WHAT YOU ARE ASKED TO DO: Write out the full listing again, exactly as it stands.

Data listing

--

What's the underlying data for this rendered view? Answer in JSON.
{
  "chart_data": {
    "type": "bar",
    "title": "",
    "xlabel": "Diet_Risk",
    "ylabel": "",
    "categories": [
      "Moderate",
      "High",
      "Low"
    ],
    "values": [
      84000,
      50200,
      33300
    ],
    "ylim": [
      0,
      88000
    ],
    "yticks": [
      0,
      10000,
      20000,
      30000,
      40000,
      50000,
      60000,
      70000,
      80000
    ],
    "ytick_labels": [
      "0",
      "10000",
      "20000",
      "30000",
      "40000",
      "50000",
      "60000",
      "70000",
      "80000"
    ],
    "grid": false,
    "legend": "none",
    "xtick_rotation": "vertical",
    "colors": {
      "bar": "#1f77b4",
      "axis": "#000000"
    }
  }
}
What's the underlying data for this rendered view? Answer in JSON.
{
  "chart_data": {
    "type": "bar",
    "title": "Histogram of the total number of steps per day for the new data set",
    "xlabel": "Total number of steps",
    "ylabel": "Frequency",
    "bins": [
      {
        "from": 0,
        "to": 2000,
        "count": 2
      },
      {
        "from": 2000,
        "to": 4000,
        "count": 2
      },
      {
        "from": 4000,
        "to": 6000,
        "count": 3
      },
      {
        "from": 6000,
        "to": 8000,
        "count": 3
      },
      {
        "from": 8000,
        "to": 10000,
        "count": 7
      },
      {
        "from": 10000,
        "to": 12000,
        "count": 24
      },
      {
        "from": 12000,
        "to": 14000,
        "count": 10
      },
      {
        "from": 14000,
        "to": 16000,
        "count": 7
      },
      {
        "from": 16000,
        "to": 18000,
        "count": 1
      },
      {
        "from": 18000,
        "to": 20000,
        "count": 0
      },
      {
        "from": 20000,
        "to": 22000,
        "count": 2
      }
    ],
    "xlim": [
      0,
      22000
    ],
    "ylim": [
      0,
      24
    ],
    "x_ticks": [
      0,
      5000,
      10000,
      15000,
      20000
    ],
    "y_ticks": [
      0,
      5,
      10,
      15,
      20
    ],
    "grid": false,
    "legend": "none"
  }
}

--

SOLUTION TO THIS EXERCISE:
What's the underlying data for this rendered view? Answer in JSON.
{
  "chart_data": {
    "type": "bar",
    "title": "",
    "xlabel": "Diet_Risk",
    "ylabel": "",
    "categories": [
      "Moderate",
      "High",
      "Low"
    ],
    "values": [
      84000,
      50200,
      33300
    ],
    "ylim": [
      0,
      88000
    ],
    "yticks": [
      0,
      10000,
      20000,
      30000,
      40000,
      50000,
      60000,
      70000,
      80000
    ],
    "ytick_labels": [
      "0",
      "10000",
      "20000",
      "30000",
      "40000",
      "50000",
      "60000",
      "70000",
      "80000"
    ],
    "grid": false,
    "legend": "none",
    "xtick_rotation": "vertical",
    "colors": {
      "bar": "#1f77b4",
      "axis": "#000000"
    }
  }
}
What's the underlying data for this rendered view? Answer in JSON.
{
  "chart_data": {
    "type": "bar",
    "title": "Histogram of the total number of steps per day for the new data set",
    "xlabel": "Total number of steps",
    "ylabel": "Frequency",
    "bins": [
      {
        "from": 0,
        "to": 2000,
        "count": 2
      },
      {
        "from": 2000,
        "to": 4000,
        "count": 2
      },
      {
        "from": 4000,
        "to": 6000,
        "count": 3
      },
      {
        "from": 6000,
        "to": 8000,
        "count": 3
      },
      {
        "from": 8000,
        "to": 10000,
        "count": 7
      },
      {
        "from": 10000,
        "to": 12000,
        "count": 24
      },
      {
        "from": 12000,
        "to": 14000,
        "count": 10
      },
      {
        "from": 14000,
        "to": 16000,
        "count": 7
      },
      {
        "from": 16000,
        "to": 18000,
        "count": 1
      },
      {
        "from": 18000,
        "to": 20000,
        "count": 0
      },
      {
        "from": 20000,
        "to": 22000,
        "count": 2
      }
    ],
    "xlim": [
      0,
      22000
    ],
    "ylim": [
      0,
      24
    ],
    "x_ticks": [
      0,
      5000,
      10000,
      15000,
      20000
    ],
    "y_ticks": [
      0,
      5,
      10,
      15,
      20
    ],
    "grid": false,
    "legend": "none"
  }
}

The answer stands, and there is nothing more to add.